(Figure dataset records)
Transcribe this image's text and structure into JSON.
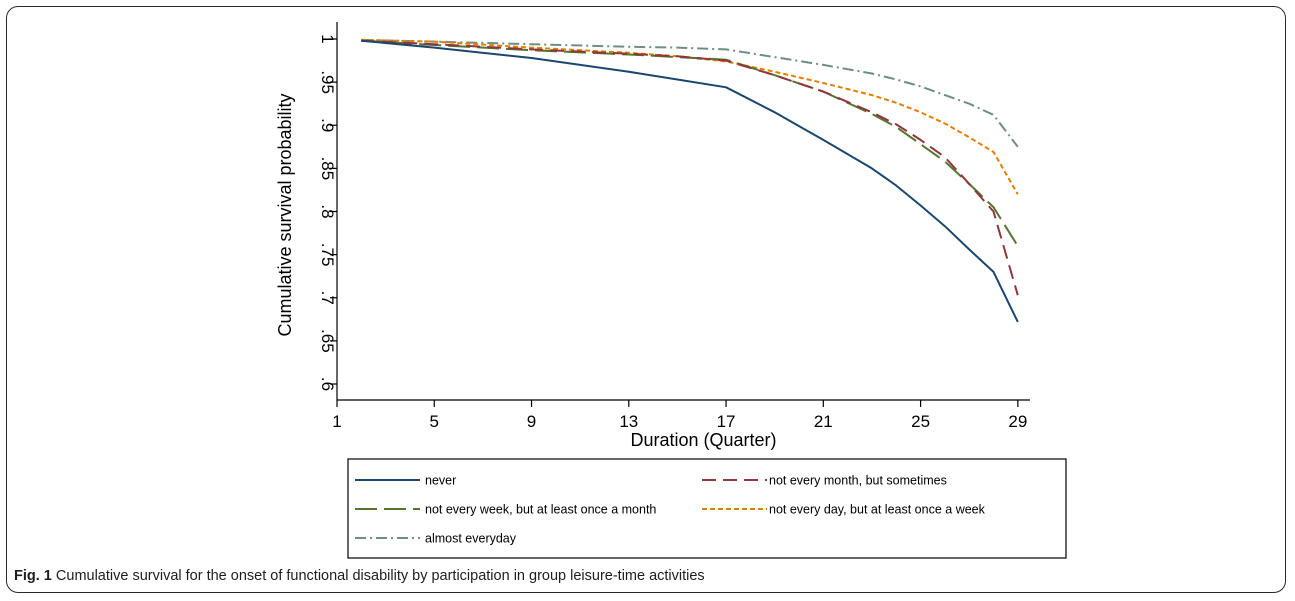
{
  "caption": {
    "label": "Fig. 1",
    "text": "Cumulative survival for the onset of functional disability by participation in group leisure-time activities"
  },
  "chart_data": {
    "type": "line",
    "title": "",
    "xlabel": "Duration (Quarter)",
    "ylabel": "Cumulative survival probability",
    "xlim": [
      1,
      29.5
    ],
    "ylim": [
      0.6,
      1.0
    ],
    "xticks": [
      1,
      5,
      9,
      13,
      17,
      21,
      25,
      29
    ],
    "xtick_labels": [
      "1",
      "5",
      "9",
      "13",
      "17",
      "21",
      "25",
      "29"
    ],
    "yticks": [
      0.6,
      0.65,
      0.7,
      0.75,
      0.8,
      0.85,
      0.9,
      0.95,
      1.0
    ],
    "ytick_labels": [
      ".6",
      ".65",
      ".7",
      ".75",
      ".8",
      ".85",
      ".9",
      ".95",
      "1"
    ],
    "grid": false,
    "legend_position": "bottom",
    "series": [
      {
        "name": "never",
        "color": "#1a476f",
        "dash": "solid",
        "points": [
          [
            2,
            0.998
          ],
          [
            5,
            0.99
          ],
          [
            9,
            0.978
          ],
          [
            13,
            0.962
          ],
          [
            15,
            0.953
          ],
          [
            17,
            0.944
          ],
          [
            19,
            0.915
          ],
          [
            21,
            0.883
          ],
          [
            23,
            0.85
          ],
          [
            24,
            0.83
          ],
          [
            25,
            0.807
          ],
          [
            26,
            0.783
          ],
          [
            27,
            0.756
          ],
          [
            28,
            0.73
          ],
          [
            29,
            0.672
          ]
        ]
      },
      {
        "name": "not every month, but sometimes",
        "color": "#90353b",
        "dash": "long",
        "points": [
          [
            2,
            0.998
          ],
          [
            5,
            0.994
          ],
          [
            9,
            0.988
          ],
          [
            13,
            0.983
          ],
          [
            15,
            0.98
          ],
          [
            17,
            0.975
          ],
          [
            19,
            0.958
          ],
          [
            21,
            0.939
          ],
          [
            23,
            0.915
          ],
          [
            24,
            0.901
          ],
          [
            25,
            0.883
          ],
          [
            26,
            0.863
          ],
          [
            27,
            0.832
          ],
          [
            28,
            0.8
          ],
          [
            29,
            0.703
          ]
        ]
      },
      {
        "name": "not every week, but at least once a month",
        "color": "#55752f",
        "dash": "longlong",
        "points": [
          [
            2,
            0.998
          ],
          [
            5,
            0.993
          ],
          [
            9,
            0.987
          ],
          [
            13,
            0.982
          ],
          [
            15,
            0.979
          ],
          [
            17,
            0.976
          ],
          [
            19,
            0.958
          ],
          [
            21,
            0.939
          ],
          [
            23,
            0.913
          ],
          [
            24,
            0.898
          ],
          [
            25,
            0.878
          ],
          [
            26,
            0.858
          ],
          [
            27,
            0.832
          ],
          [
            28,
            0.805
          ],
          [
            29,
            0.76
          ]
        ]
      },
      {
        "name": "not every day, but at least once a week",
        "color": "#e37e00",
        "dash": "short",
        "points": [
          [
            2,
            0.999
          ],
          [
            5,
            0.997
          ],
          [
            9,
            0.99
          ],
          [
            13,
            0.984
          ],
          [
            15,
            0.98
          ],
          [
            17,
            0.974
          ],
          [
            19,
            0.962
          ],
          [
            21,
            0.949
          ],
          [
            23,
            0.935
          ],
          [
            24,
            0.926
          ],
          [
            25,
            0.915
          ],
          [
            26,
            0.902
          ],
          [
            27,
            0.886
          ],
          [
            28,
            0.869
          ],
          [
            29,
            0.82
          ]
        ]
      },
      {
        "name": "almost everyday",
        "color": "#6e8e84",
        "dash": "dashdot",
        "points": [
          [
            2,
            0.999
          ],
          [
            5,
            0.997
          ],
          [
            9,
            0.994
          ],
          [
            13,
            0.991
          ],
          [
            15,
            0.99
          ],
          [
            17,
            0.988
          ],
          [
            19,
            0.979
          ],
          [
            21,
            0.97
          ],
          [
            23,
            0.96
          ],
          [
            24,
            0.953
          ],
          [
            25,
            0.945
          ],
          [
            26,
            0.935
          ],
          [
            27,
            0.925
          ],
          [
            28,
            0.912
          ],
          [
            29,
            0.875
          ]
        ]
      }
    ]
  }
}
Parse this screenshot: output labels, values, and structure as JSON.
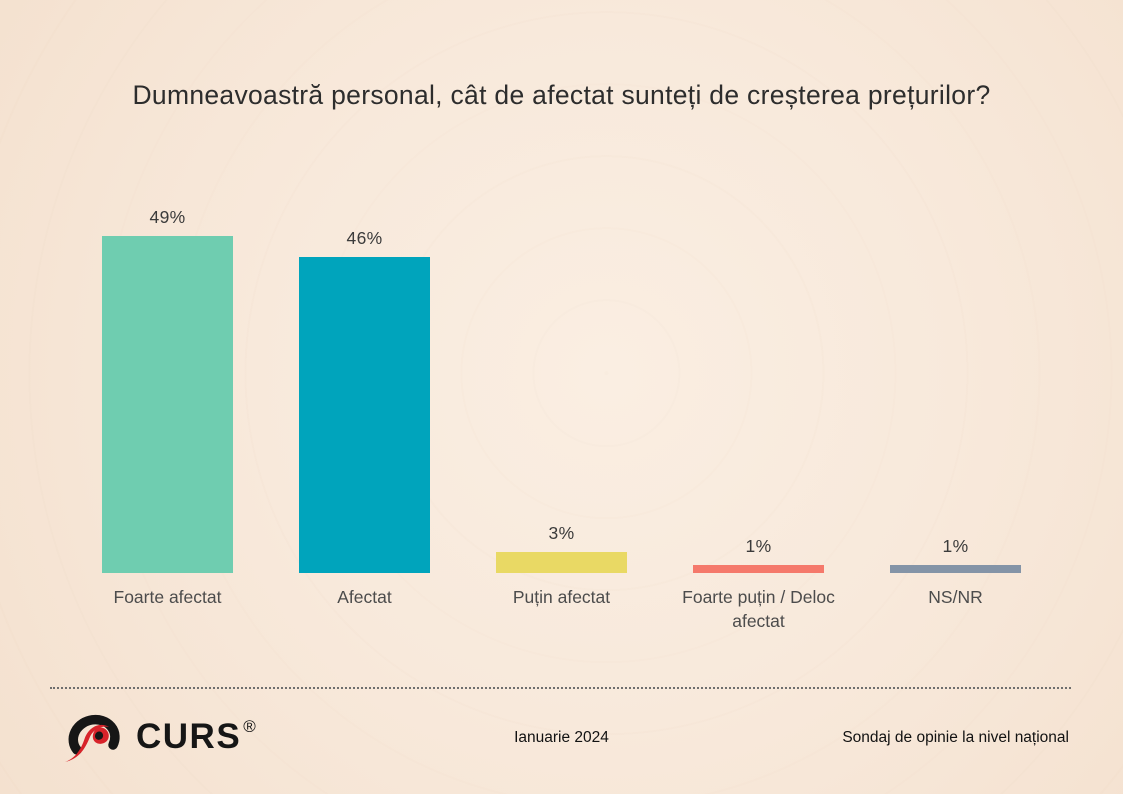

Problem :: Working from the material above, transcribe it exactly while omitting pictures.

Worked answer ::
Transcribe this image's text and structure into JSON.
{
  "caption": {
    "label": "Fig. 1",
    "text": "Cumulative survival for the onset of functional disability by participation in group leisure-time activities"
  },
  "chart_data": {
    "type": "line",
    "title": "",
    "xlabel": "Duration (Quarter)",
    "ylabel": "Cumulative survival probability",
    "xlim": [
      1,
      29.5
    ],
    "ylim": [
      0.6,
      1.0
    ],
    "xticks": [
      1,
      5,
      9,
      13,
      17,
      21,
      25,
      29
    ],
    "xtick_labels": [
      "1",
      "5",
      "9",
      "13",
      "17",
      "21",
      "25",
      "29"
    ],
    "yticks": [
      0.6,
      0.65,
      0.7,
      0.75,
      0.8,
      0.85,
      0.9,
      0.95,
      1.0
    ],
    "ytick_labels": [
      ".6",
      ".65",
      ".7",
      ".75",
      ".8",
      ".85",
      ".9",
      ".95",
      "1"
    ],
    "grid": false,
    "legend_position": "bottom",
    "series": [
      {
        "name": "never",
        "color": "#1a476f",
        "dash": "solid",
        "points": [
          [
            2,
            0.998
          ],
          [
            5,
            0.99
          ],
          [
            9,
            0.978
          ],
          [
            13,
            0.962
          ],
          [
            15,
            0.953
          ],
          [
            17,
            0.944
          ],
          [
            19,
            0.915
          ],
          [
            21,
            0.883
          ],
          [
            23,
            0.85
          ],
          [
            24,
            0.83
          ],
          [
            25,
            0.807
          ],
          [
            26,
            0.783
          ],
          [
            27,
            0.756
          ],
          [
            28,
            0.73
          ],
          [
            29,
            0.672
          ]
        ]
      },
      {
        "name": "not every month, but sometimes",
        "color": "#90353b",
        "dash": "long",
        "points": [
          [
            2,
            0.998
          ],
          [
            5,
            0.994
          ],
          [
            9,
            0.988
          ],
          [
            13,
            0.983
          ],
          [
            15,
            0.98
          ],
          [
            17,
            0.975
          ],
          [
            19,
            0.958
          ],
          [
            21,
            0.939
          ],
          [
            23,
            0.915
          ],
          [
            24,
            0.901
          ],
          [
            25,
            0.883
          ],
          [
            26,
            0.863
          ],
          [
            27,
            0.832
          ],
          [
            28,
            0.8
          ],
          [
            29,
            0.703
          ]
        ]
      },
      {
        "name": "not every week, but at least once a month",
        "color": "#55752f",
        "dash": "longlong",
        "points": [
          [
            2,
            0.998
          ],
          [
            5,
            0.993
          ],
          [
            9,
            0.987
          ],
          [
            13,
            0.982
          ],
          [
            15,
            0.979
          ],
          [
            17,
            0.976
          ],
          [
            19,
            0.958
          ],
          [
            21,
            0.939
          ],
          [
            23,
            0.913
          ],
          [
            24,
            0.898
          ],
          [
            25,
            0.878
          ],
          [
            26,
            0.858
          ],
          [
            27,
            0.832
          ],
          [
            28,
            0.805
          ],
          [
            29,
            0.76
          ]
        ]
      },
      {
        "name": "not every day, but at least once a week",
        "color": "#e37e00",
        "dash": "short",
        "points": [
          [
            2,
            0.999
          ],
          [
            5,
            0.997
          ],
          [
            9,
            0.99
          ],
          [
            13,
            0.984
          ],
          [
            15,
            0.98
          ],
          [
            17,
            0.974
          ],
          [
            19,
            0.962
          ],
          [
            21,
            0.949
          ],
          [
            23,
            0.935
          ],
          [
            24,
            0.926
          ],
          [
            25,
            0.915
          ],
          [
            26,
            0.902
          ],
          [
            27,
            0.886
          ],
          [
            28,
            0.869
          ],
          [
            29,
            0.82
          ]
        ]
      },
      {
        "name": "almost everyday",
        "color": "#6e8e84",
        "dash": "dashdot",
        "points": [
          [
            2,
            0.999
          ],
          [
            5,
            0.997
          ],
          [
            9,
            0.994
          ],
          [
            13,
            0.991
          ],
          [
            15,
            0.99
          ],
          [
            17,
            0.988
          ],
          [
            19,
            0.979
          ],
          [
            21,
            0.97
          ],
          [
            23,
            0.96
          ],
          [
            24,
            0.953
          ],
          [
            25,
            0.945
          ],
          [
            26,
            0.935
          ],
          [
            27,
            0.925
          ],
          [
            28,
            0.912
          ],
          [
            29,
            0.875
          ]
        ]
      }
    ]
  }
}
Parse this screenshot: output labels, values, and structure as JSON.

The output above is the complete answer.